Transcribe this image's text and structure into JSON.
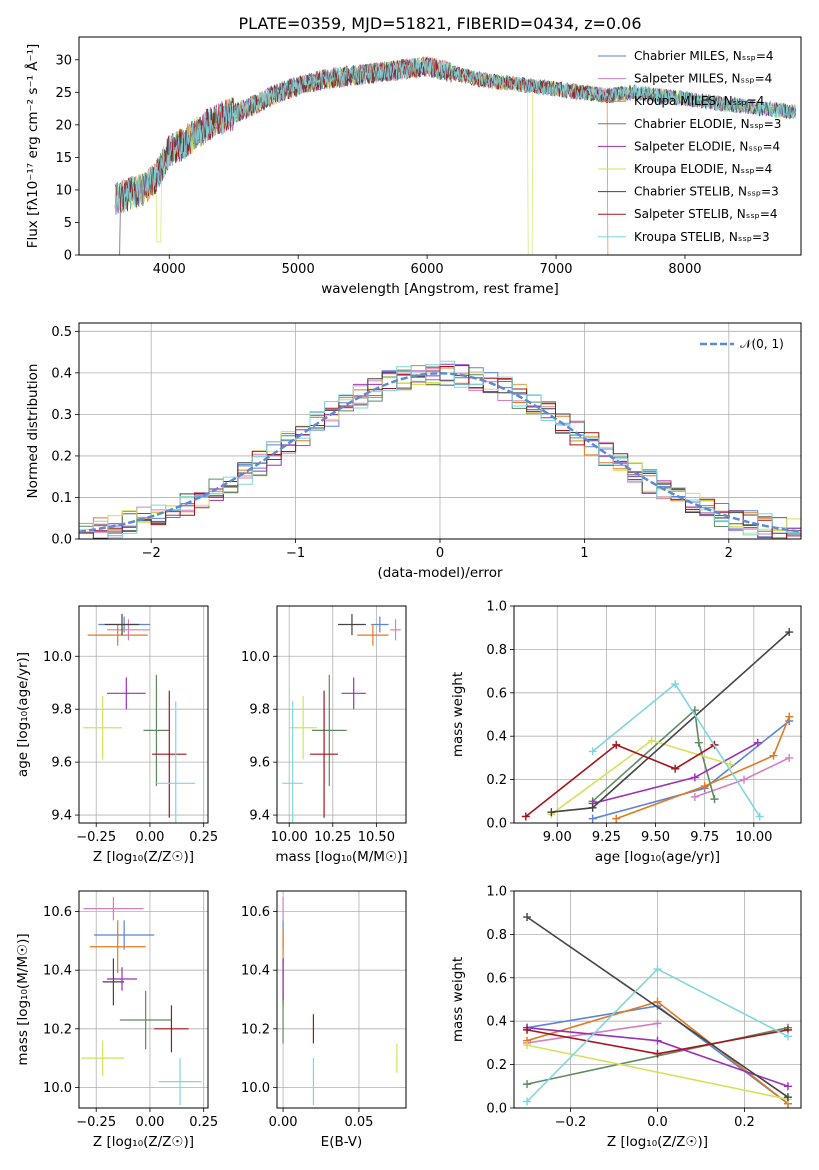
{
  "chart_data": [
    {
      "id": "spectrum",
      "type": "line",
      "title": "PLATE=0359, MJD=51821, FIBERID=0434, z=0.06",
      "xlabel": "wavelength [Angstrom, rest frame]",
      "ylabel": "Flux [fλ10⁻¹⁷ erg cm⁻² s⁻¹ Å⁻¹]",
      "xlim": [
        3300,
        8900
      ],
      "ylim": [
        0,
        33.5
      ],
      "xticks": [
        "4000",
        "5000",
        "6000",
        "7000",
        "8000"
      ],
      "yticks": [
        "0",
        "5",
        "10",
        "15",
        "20",
        "25",
        "30"
      ],
      "grid": false,
      "legend_position": "top-right",
      "data_wavelength_range": [
        3580,
        8860
      ],
      "continuum": {
        "x": [
          3580,
          3700,
          3800,
          3900,
          3950,
          4000,
          4100,
          4200,
          4300,
          4400,
          4600,
          4800,
          5000,
          5200,
          5400,
          5600,
          5800,
          6000,
          6200,
          6400,
          6600,
          6800,
          7000,
          7200,
          7400,
          7600,
          7800,
          8000,
          8200,
          8400,
          8600,
          8860
        ],
        "y": [
          8.5,
          9.5,
          10,
          12,
          14,
          16,
          17,
          18.5,
          20,
          21,
          22.5,
          24.5,
          26,
          27,
          27.5,
          28,
          28.5,
          29,
          28,
          27,
          26.5,
          26,
          25.5,
          25,
          24.5,
          25,
          24.5,
          24,
          23.5,
          23,
          22.5,
          22
        ]
      },
      "series": [
        {
          "name": "Chabrier MILES, Nₛₛₚ=4",
          "color": "#5b84d6"
        },
        {
          "name": "Salpeter MILES, Nₛₛₚ=4",
          "color": "#d77fbe"
        },
        {
          "name": "Kroupa MILES, Nₛₛₚ=4",
          "color": "#e07b22"
        },
        {
          "name": "Chabrier ELODIE, Nₛₛₚ=3",
          "color": "#5f8a5f"
        },
        {
          "name": "Salpeter ELODIE, Nₛₛₚ=4",
          "color": "#9b30b5"
        },
        {
          "name": "Kroupa ELODIE, Nₛₛₚ=4",
          "color": "#d4e25a"
        },
        {
          "name": "Chabrier STELIB, Nₛₛₚ=3",
          "color": "#444444"
        },
        {
          "name": "Salpeter STELIB, Nₛₛₚ=4",
          "color": "#a3141c"
        },
        {
          "name": "Kroupa STELIB, Nₛₛₚ=3",
          "color": "#7fd6de"
        }
      ]
    },
    {
      "id": "residuals",
      "type": "line",
      "xlabel": "(data-model)/error",
      "ylabel": "Normed distribution",
      "xlim": [
        -2.5,
        2.5
      ],
      "ylim": [
        0,
        0.52
      ],
      "xticks": [
        "−2",
        "−1",
        "0",
        "1",
        "2"
      ],
      "yticks": [
        "0.0",
        "0.1",
        "0.2",
        "0.3",
        "0.4",
        "0.5"
      ],
      "grid": true,
      "legend_position": "top-right",
      "legend": "𝒩(0, 1)",
      "gaussian": {
        "mean": 0,
        "sigma": 1
      }
    },
    {
      "id": "age-vs-z",
      "type": "scatter",
      "xlabel": "Z [log₁₀(Z/Z☉)]",
      "ylabel": "age  [log₁₀(age/yr)]",
      "xlim": [
        -0.33,
        0.27
      ],
      "ylim": [
        9.37,
        10.19
      ],
      "xticks": [
        "−0.25",
        "0.00",
        "0.25"
      ],
      "yticks": [
        "9.4",
        "9.6",
        "9.8",
        "10.0"
      ],
      "grid": true,
      "points": [
        {
          "x": -0.12,
          "xerr": 0.12,
          "y": 10.12,
          "yerr": 0.03,
          "color": "#5b84d6"
        },
        {
          "x": -0.1,
          "xerr": 0.1,
          "y": 10.1,
          "yerr": 0.04,
          "color": "#d77fbe"
        },
        {
          "x": -0.15,
          "xerr": 0.14,
          "y": 10.08,
          "yerr": 0.04,
          "color": "#e07b22"
        },
        {
          "x": -0.13,
          "xerr": 0.08,
          "y": 10.12,
          "yerr": 0.04,
          "color": "#444444"
        },
        {
          "x": 0.03,
          "xerr": 0.06,
          "y": 9.72,
          "yerr": 0.21,
          "color": "#5f8a5f"
        },
        {
          "x": -0.11,
          "xerr": 0.09,
          "y": 9.86,
          "yerr": 0.06,
          "color": "#9b30b5"
        },
        {
          "x": -0.22,
          "xerr": 0.09,
          "y": 9.73,
          "yerr": 0.12,
          "color": "#d4e25a"
        },
        {
          "x": 0.09,
          "xerr": 0.08,
          "y": 9.63,
          "yerr": 0.24,
          "color": "#a3141c"
        },
        {
          "x": 0.12,
          "xerr": 0.09,
          "y": 9.52,
          "yerr": 0.31,
          "color": "#7fd6de"
        }
      ]
    },
    {
      "id": "age-vs-mass",
      "type": "scatter",
      "xlabel": "mass [log₁₀(M/M☉)]",
      "ylabel": "",
      "xlim": [
        9.93,
        10.67
      ],
      "ylim": [
        9.37,
        10.19
      ],
      "xticks": [
        "10.00",
        "10.25",
        "10.50"
      ],
      "yticks": [
        "9.4",
        "9.6",
        "9.8",
        "10.0"
      ],
      "grid": true,
      "points": [
        {
          "x": 10.52,
          "xerr": 0.05,
          "y": 10.12,
          "yerr": 0.03,
          "color": "#5b84d6"
        },
        {
          "x": 10.61,
          "xerr": 0.03,
          "y": 10.1,
          "yerr": 0.04,
          "color": "#d77fbe"
        },
        {
          "x": 10.48,
          "xerr": 0.09,
          "y": 10.08,
          "yerr": 0.04,
          "color": "#e07b22"
        },
        {
          "x": 10.36,
          "xerr": 0.08,
          "y": 10.12,
          "yerr": 0.04,
          "color": "#444444"
        },
        {
          "x": 10.23,
          "xerr": 0.1,
          "y": 9.72,
          "yerr": 0.21,
          "color": "#5f8a5f"
        },
        {
          "x": 10.37,
          "xerr": 0.07,
          "y": 9.86,
          "yerr": 0.06,
          "color": "#9b30b5"
        },
        {
          "x": 10.08,
          "xerr": 0.08,
          "y": 9.73,
          "yerr": 0.12,
          "color": "#d4e25a"
        },
        {
          "x": 10.2,
          "xerr": 0.08,
          "y": 9.63,
          "yerr": 0.24,
          "color": "#a3141c"
        },
        {
          "x": 10.02,
          "xerr": 0.06,
          "y": 9.52,
          "yerr": 0.31,
          "color": "#7fd6de"
        }
      ]
    },
    {
      "id": "weight-vs-age",
      "type": "line",
      "xlabel": "age  [log₁₀(age/yr)]",
      "ylabel": "mass weight",
      "xlim": [
        8.78,
        10.24
      ],
      "ylim": [
        0,
        1.0
      ],
      "xticks": [
        "9.00",
        "9.25",
        "9.50",
        "9.75",
        "10.00"
      ],
      "yticks": [
        "0.0",
        "0.2",
        "0.4",
        "0.6",
        "0.8",
        "1.0"
      ],
      "grid": true,
      "series": [
        {
          "name": "Chabrier MILES",
          "color": "#5b84d6",
          "x": [
            9.18,
            9.75,
            10.18
          ],
          "y": [
            0.02,
            0.16,
            0.47
          ]
        },
        {
          "name": "Salpeter MILES",
          "color": "#d77fbe",
          "x": [
            9.7,
            9.95,
            10.18
          ],
          "y": [
            0.12,
            0.2,
            0.3
          ]
        },
        {
          "name": "Kroupa MILES",
          "color": "#e07b22",
          "x": [
            9.3,
            9.75,
            10.1,
            10.18
          ],
          "y": [
            0.02,
            0.17,
            0.31,
            0.49
          ]
        },
        {
          "name": "Chabrier ELODIE",
          "color": "#5f8a5f",
          "x": [
            9.18,
            9.7,
            9.72,
            9.8
          ],
          "y": [
            0.1,
            0.52,
            0.37,
            0.11
          ]
        },
        {
          "name": "Salpeter ELODIE",
          "color": "#9b30b5",
          "x": [
            9.18,
            9.7,
            10.02
          ],
          "y": [
            0.09,
            0.21,
            0.37
          ]
        },
        {
          "name": "Kroupa ELODIE",
          "color": "#d4e25a",
          "x": [
            8.97,
            9.48,
            9.88
          ],
          "y": [
            0.04,
            0.38,
            0.27
          ]
        },
        {
          "name": "Chabrier STELIB",
          "color": "#444444",
          "x": [
            8.97,
            9.18,
            10.18
          ],
          "y": [
            0.05,
            0.07,
            0.88
          ]
        },
        {
          "name": "Salpeter STELIB",
          "color": "#a3141c",
          "x": [
            8.84,
            9.3,
            9.6,
            9.8
          ],
          "y": [
            0.03,
            0.36,
            0.25,
            0.36
          ]
        },
        {
          "name": "Kroupa STELIB",
          "color": "#7fd6de",
          "x": [
            9.18,
            9.6,
            10.03
          ],
          "y": [
            0.33,
            0.64,
            0.03
          ]
        }
      ]
    },
    {
      "id": "mass-vs-z",
      "type": "scatter",
      "xlabel": "Z [log₁₀(Z/Z☉)]",
      "ylabel": "mass [log₁₀(M/M☉)]",
      "xlim": [
        -0.33,
        0.27
      ],
      "ylim": [
        9.93,
        10.67
      ],
      "xticks": [
        "−0.25",
        "0.00",
        "0.25"
      ],
      "yticks": [
        "10.0",
        "10.2",
        "10.4",
        "10.6"
      ],
      "grid": true,
      "points": [
        {
          "x": -0.12,
          "xerr": 0.14,
          "y": 10.52,
          "yerr": 0.05,
          "color": "#5b84d6"
        },
        {
          "x": -0.17,
          "xerr": 0.14,
          "y": 10.61,
          "yerr": 0.04,
          "color": "#d77fbe"
        },
        {
          "x": -0.15,
          "xerr": 0.13,
          "y": 10.48,
          "yerr": 0.09,
          "color": "#e07b22"
        },
        {
          "x": -0.17,
          "xerr": 0.05,
          "y": 10.36,
          "yerr": 0.08,
          "color": "#444444"
        },
        {
          "x": -0.02,
          "xerr": 0.12,
          "y": 10.23,
          "yerr": 0.1,
          "color": "#5f8a5f"
        },
        {
          "x": -0.13,
          "xerr": 0.07,
          "y": 10.37,
          "yerr": 0.04,
          "color": "#9b30b5"
        },
        {
          "x": -0.22,
          "xerr": 0.1,
          "y": 10.1,
          "yerr": 0.06,
          "color": "#d4e25a"
        },
        {
          "x": 0.1,
          "xerr": 0.08,
          "y": 10.2,
          "yerr": 0.08,
          "color": "#a3141c"
        },
        {
          "x": 0.14,
          "xerr": 0.1,
          "y": 10.02,
          "yerr": 0.08,
          "color": "#7fd6de"
        }
      ]
    },
    {
      "id": "mass-vs-ebv",
      "type": "scatter",
      "xlabel": "E(B-V)",
      "ylabel": "",
      "xlim": [
        -0.004,
        0.081
      ],
      "ylim": [
        9.93,
        10.67
      ],
      "xticks": [
        "0.00",
        "0.05"
      ],
      "yticks": [
        "10.0",
        "10.2",
        "10.4",
        "10.6"
      ],
      "grid": true,
      "points": [
        {
          "x": 0.0,
          "xerr": 0,
          "y": 10.52,
          "yerr": 0.05,
          "color": "#5b84d6"
        },
        {
          "x": 0.0,
          "xerr": 0,
          "y": 10.61,
          "yerr": 0.04,
          "color": "#d77fbe"
        },
        {
          "x": 0.0,
          "xerr": 0,
          "y": 10.48,
          "yerr": 0.06,
          "color": "#e07b22"
        },
        {
          "x": 0.0,
          "xerr": 0,
          "y": 10.36,
          "yerr": 0.08,
          "color": "#444444"
        },
        {
          "x": 0.0,
          "xerr": 0,
          "y": 10.23,
          "yerr": 0.08,
          "color": "#5f8a5f"
        },
        {
          "x": 0.0,
          "xerr": 0,
          "y": 10.37,
          "yerr": 0.07,
          "color": "#9b30b5"
        },
        {
          "x": 0.075,
          "xerr": 0,
          "y": 10.1,
          "yerr": 0.05,
          "color": "#d4e25a"
        },
        {
          "x": 0.02,
          "xerr": 0,
          "y": 10.2,
          "yerr": 0.05,
          "color": "#a3141c"
        },
        {
          "x": 0.02,
          "xerr": 0,
          "y": 10.02,
          "yerr": 0.08,
          "color": "#7fd6de"
        }
      ]
    },
    {
      "id": "weight-vs-z",
      "type": "line",
      "xlabel": "Z [log₁₀(Z/Z☉)]",
      "ylabel": "mass weight",
      "xlim": [
        -0.33,
        0.33
      ],
      "ylim": [
        0,
        1.0
      ],
      "xticks": [
        "−0.2",
        "0.0",
        "0.2"
      ],
      "yticks": [
        "0.0",
        "0.2",
        "0.4",
        "0.6",
        "0.8",
        "1.0"
      ],
      "grid": true,
      "series": [
        {
          "name": "Chabrier MILES",
          "color": "#5b84d6",
          "x": [
            -0.3,
            0.0,
            0.3
          ],
          "y": [
            0.37,
            0.47,
            0.02
          ]
        },
        {
          "name": "Salpeter MILES",
          "color": "#d77fbe",
          "x": [
            -0.3,
            0.0
          ],
          "y": [
            0.3,
            0.39
          ]
        },
        {
          "name": "Kroupa MILES",
          "color": "#e07b22",
          "x": [
            -0.3,
            0.0,
            0.3
          ],
          "y": [
            0.31,
            0.49,
            0.02
          ]
        },
        {
          "name": "Chabrier ELODIE",
          "color": "#5f8a5f",
          "x": [
            -0.3,
            0.3
          ],
          "y": [
            0.11,
            0.37
          ]
        },
        {
          "name": "Salpeter ELODIE",
          "color": "#9b30b5",
          "x": [
            -0.3,
            0.0,
            0.3
          ],
          "y": [
            0.37,
            0.31,
            0.1
          ]
        },
        {
          "name": "Kroupa ELODIE",
          "color": "#d4e25a",
          "x": [
            -0.3,
            0.3
          ],
          "y": [
            0.29,
            0.04
          ]
        },
        {
          "name": "Chabrier STELIB",
          "color": "#444444",
          "x": [
            -0.3,
            0.3
          ],
          "y": [
            0.88,
            0.05
          ]
        },
        {
          "name": "Salpeter STELIB",
          "color": "#a3141c",
          "x": [
            -0.3,
            0.0,
            0.3
          ],
          "y": [
            0.36,
            0.25,
            0.36
          ]
        },
        {
          "name": "Kroupa STELIB",
          "color": "#7fd6de",
          "x": [
            -0.3,
            0.0,
            0.3
          ],
          "y": [
            0.03,
            0.64,
            0.33
          ]
        }
      ]
    }
  ]
}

------------------------------

From the entries above, extract each line containing "weight".

(EXPECTED ANSWER)
      "id": "weight-vs-age",
      "ylabel": "mass weight",
      "id": "weight-vs-z",
      "ylabel": "mass weight",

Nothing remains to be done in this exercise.